BRIEF →
Determine which lines contain the word "system", then copy those lines.

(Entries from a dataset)
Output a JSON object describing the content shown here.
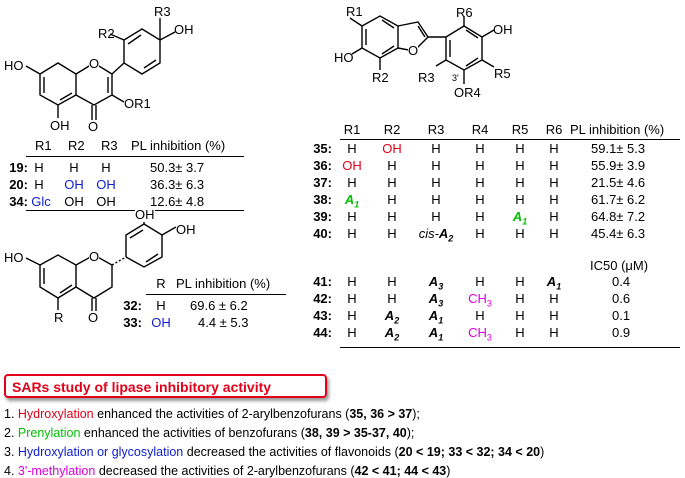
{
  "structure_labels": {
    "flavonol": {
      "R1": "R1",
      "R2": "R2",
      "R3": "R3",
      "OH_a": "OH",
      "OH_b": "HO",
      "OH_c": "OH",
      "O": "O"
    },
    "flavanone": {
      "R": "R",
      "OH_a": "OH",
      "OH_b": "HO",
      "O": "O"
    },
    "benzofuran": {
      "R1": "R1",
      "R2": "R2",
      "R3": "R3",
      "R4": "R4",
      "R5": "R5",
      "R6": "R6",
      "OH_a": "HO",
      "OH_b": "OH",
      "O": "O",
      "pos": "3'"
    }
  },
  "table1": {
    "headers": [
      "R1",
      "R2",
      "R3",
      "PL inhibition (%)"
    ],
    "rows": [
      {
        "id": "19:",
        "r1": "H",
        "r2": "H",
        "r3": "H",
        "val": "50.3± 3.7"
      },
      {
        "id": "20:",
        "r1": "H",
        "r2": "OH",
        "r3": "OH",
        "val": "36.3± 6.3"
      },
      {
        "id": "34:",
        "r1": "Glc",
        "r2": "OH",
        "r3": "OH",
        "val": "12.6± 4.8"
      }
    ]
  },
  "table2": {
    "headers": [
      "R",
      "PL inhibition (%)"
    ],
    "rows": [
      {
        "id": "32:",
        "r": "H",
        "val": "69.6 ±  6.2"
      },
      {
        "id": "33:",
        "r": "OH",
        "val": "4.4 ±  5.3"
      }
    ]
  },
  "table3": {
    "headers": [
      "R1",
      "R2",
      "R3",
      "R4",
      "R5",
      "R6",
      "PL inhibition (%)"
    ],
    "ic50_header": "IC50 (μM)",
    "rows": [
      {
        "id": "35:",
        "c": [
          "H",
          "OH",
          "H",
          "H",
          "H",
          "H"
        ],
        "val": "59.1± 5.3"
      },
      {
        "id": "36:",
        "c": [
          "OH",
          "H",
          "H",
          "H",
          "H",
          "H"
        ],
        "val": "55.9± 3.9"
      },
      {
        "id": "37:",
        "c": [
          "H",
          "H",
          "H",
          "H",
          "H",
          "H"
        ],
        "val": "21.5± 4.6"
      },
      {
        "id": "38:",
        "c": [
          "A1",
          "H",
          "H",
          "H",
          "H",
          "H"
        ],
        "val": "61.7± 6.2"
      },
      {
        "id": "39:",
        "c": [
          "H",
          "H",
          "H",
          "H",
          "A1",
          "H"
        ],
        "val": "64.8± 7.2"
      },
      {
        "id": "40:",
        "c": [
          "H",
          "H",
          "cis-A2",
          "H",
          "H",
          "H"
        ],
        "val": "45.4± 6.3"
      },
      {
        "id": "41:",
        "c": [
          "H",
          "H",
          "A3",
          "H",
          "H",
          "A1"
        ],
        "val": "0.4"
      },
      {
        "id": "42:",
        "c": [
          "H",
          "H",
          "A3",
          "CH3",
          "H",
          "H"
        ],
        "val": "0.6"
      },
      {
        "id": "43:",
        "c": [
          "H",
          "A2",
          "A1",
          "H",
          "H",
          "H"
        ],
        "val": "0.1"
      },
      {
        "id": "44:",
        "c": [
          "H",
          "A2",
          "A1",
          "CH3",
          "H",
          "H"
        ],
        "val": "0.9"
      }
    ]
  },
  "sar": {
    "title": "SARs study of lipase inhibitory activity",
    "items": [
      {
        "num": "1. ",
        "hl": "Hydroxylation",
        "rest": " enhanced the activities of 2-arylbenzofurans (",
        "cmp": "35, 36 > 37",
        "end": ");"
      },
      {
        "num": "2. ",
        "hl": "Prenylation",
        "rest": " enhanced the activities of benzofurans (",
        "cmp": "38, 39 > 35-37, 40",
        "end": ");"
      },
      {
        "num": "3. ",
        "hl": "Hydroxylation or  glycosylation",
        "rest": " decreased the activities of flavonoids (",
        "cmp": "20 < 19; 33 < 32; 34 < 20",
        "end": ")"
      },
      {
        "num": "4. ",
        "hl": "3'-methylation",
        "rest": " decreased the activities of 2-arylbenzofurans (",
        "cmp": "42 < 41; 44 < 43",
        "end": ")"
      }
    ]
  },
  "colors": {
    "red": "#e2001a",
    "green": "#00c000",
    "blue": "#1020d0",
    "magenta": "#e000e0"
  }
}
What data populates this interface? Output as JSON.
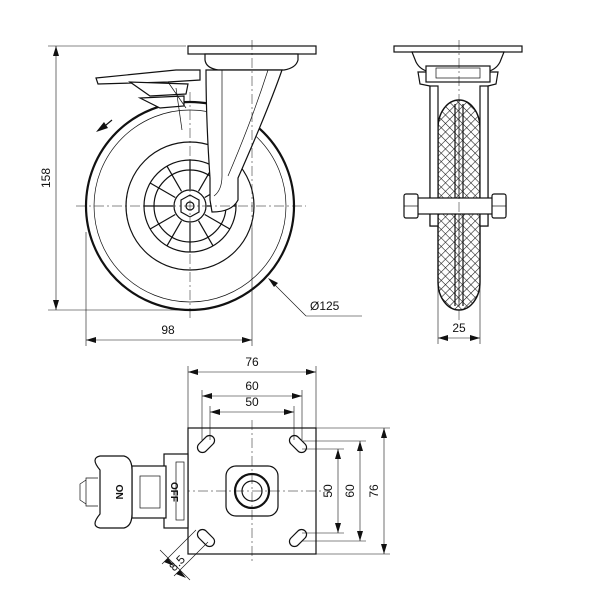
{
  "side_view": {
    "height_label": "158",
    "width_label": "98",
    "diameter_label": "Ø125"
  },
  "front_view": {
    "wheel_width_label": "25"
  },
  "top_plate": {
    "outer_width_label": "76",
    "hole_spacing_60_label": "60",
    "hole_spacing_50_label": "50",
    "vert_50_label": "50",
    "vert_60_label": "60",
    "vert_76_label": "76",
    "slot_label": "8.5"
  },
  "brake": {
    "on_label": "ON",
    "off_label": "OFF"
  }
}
...
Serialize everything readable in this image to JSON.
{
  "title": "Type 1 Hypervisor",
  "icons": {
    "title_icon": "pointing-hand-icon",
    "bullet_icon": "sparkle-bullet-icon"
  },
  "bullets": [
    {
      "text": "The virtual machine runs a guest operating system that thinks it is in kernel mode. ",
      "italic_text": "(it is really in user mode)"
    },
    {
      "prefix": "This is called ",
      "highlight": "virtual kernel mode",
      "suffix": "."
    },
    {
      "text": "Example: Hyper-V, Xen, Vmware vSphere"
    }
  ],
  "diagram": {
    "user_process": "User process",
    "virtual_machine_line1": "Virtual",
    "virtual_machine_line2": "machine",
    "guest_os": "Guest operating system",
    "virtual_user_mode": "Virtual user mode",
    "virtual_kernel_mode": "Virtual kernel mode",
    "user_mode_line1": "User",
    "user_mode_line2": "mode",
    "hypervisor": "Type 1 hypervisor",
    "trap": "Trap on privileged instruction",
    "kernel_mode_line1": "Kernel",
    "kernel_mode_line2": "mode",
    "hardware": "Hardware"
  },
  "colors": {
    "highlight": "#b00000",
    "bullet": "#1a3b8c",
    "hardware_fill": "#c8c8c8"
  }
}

FULL RESPONSE →
      "text": "The virtual machine runs a guest operating system that thinks it is in kernel mode. ",
    "guest_os": "Guest operating system",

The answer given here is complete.